* Records
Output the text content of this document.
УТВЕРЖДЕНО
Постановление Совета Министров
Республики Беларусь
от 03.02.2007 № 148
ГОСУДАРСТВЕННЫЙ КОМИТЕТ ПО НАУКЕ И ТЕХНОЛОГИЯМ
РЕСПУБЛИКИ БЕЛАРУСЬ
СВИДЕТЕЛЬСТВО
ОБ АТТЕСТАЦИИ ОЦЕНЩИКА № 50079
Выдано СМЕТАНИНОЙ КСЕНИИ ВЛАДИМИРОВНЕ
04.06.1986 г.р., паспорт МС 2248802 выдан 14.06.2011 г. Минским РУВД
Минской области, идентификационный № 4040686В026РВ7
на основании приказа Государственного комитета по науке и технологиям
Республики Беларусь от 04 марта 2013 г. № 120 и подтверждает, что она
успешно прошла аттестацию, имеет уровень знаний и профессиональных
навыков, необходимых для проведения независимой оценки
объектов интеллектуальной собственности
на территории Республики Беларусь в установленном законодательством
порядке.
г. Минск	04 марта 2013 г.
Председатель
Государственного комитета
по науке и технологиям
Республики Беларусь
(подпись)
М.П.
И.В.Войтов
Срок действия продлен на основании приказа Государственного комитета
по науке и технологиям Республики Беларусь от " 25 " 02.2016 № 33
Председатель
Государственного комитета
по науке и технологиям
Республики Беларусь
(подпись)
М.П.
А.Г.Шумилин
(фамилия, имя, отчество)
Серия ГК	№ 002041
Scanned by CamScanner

* Directive
Provide all the records again, word for word.

* Correct response
Output the text content of this document.
УТВЕРЖДЕНО
Постановление Совета Министров
Республики Беларусь
от 03.02.2007 № 148
ГОСУДАРСТВЕННЫЙ КОМИТЕТ ПО НАУКЕ И ТЕХНОЛОГИЯМ
РЕСПУБЛИКИ БЕЛАРУСЬ
СВИДЕТЕЛЬСТВО
ОБ АТТЕСТАЦИИ ОЦЕНЩИКА № 50079
Выдано СМЕТАНИНОЙ КСЕНИИ ВЛАДИМИРОВНЕ
04.06.1986 г.р., паспорт МС 2248802 выдан 14.06.2011 г. Минским РУВД
Минской области, идентификационный № 4040686В026РВ7
на основании приказа Государственного комитета по науке и технологиям
Республики Беларусь от 04 марта 2013 г. № 120 и подтверждает, что она
успешно прошла аттестацию, имеет уровень знаний и профессиональных
навыков, необходимых для проведения независимой оценки
объектов интеллектуальной собственности
на территории Республики Беларусь в установленном законодательством
порядке.
г. Минск	04 марта 2013 г.
Председатель
Государственного комитета
по науке и технологиям
Республики Беларусь
(подпись)
М.П.
И.В.Войтов
Срок действия продлен на основании приказа Государственного комитета
по науке и технологиям Республики Беларусь от " 25 " 02.2016 № 33
Председатель
Государственного комитета
по науке и технологиям
Республики Беларусь
(подпись)
М.П.
А.Г.Шумилин
(фамилия, имя, отчество)
Серия ГК	№ 002041
Scanned by CamScanner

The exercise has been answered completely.